Note how many lines in the entries contain the string "median", then give that number and nothing else.

====================

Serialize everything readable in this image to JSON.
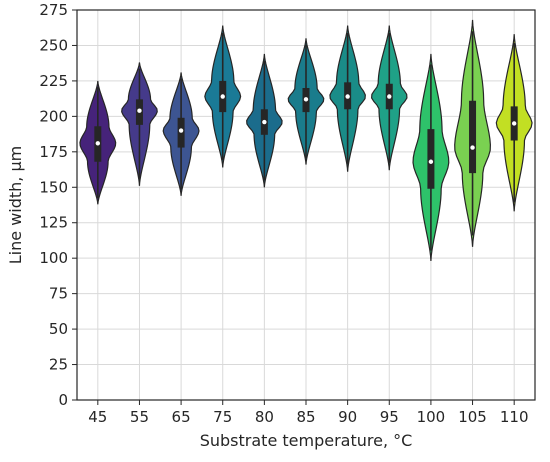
{
  "chart_data": {
    "type": "violin",
    "xlabel": "Substrate temperature, °C",
    "ylabel": "Line width, μm",
    "categories": [
      "45",
      "55",
      "65",
      "75",
      "80",
      "85",
      "90",
      "95",
      "100",
      "105",
      "110"
    ],
    "ylim": [
      0,
      275
    ],
    "yticks": [
      0,
      25,
      50,
      75,
      100,
      125,
      150,
      175,
      200,
      225,
      250,
      275
    ],
    "grid": true,
    "colors": [
      "#46237a",
      "#453a8a",
      "#3d5592",
      "#1a7a96",
      "#1b6c8c",
      "#1a7c8c",
      "#1a8c88",
      "#1fa187",
      "#2ec26a",
      "#7ad151",
      "#c2df23"
    ],
    "series": [
      {
        "min": 138,
        "q1": 168,
        "median": 181,
        "q3": 193,
        "max": 225
      },
      {
        "min": 151,
        "q1": 194,
        "median": 204,
        "q3": 212,
        "max": 238
      },
      {
        "min": 144,
        "q1": 178,
        "median": 190,
        "q3": 199,
        "max": 231
      },
      {
        "min": 164,
        "q1": 203,
        "median": 214,
        "q3": 225,
        "max": 264
      },
      {
        "min": 150,
        "q1": 187,
        "median": 196,
        "q3": 205,
        "max": 244
      },
      {
        "min": 166,
        "q1": 203,
        "median": 212,
        "q3": 220,
        "max": 255
      },
      {
        "min": 161,
        "q1": 205,
        "median": 214,
        "q3": 224,
        "max": 264
      },
      {
        "min": 162,
        "q1": 205,
        "median": 214,
        "q3": 223,
        "max": 264
      },
      {
        "min": 98,
        "q1": 149,
        "median": 168,
        "q3": 191,
        "max": 244
      },
      {
        "min": 108,
        "q1": 160,
        "median": 178,
        "q3": 211,
        "max": 268
      },
      {
        "min": 133,
        "q1": 183,
        "median": 195,
        "q3": 207,
        "max": 258
      }
    ]
  }
}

====================

WRITTEN SOLUTION -
11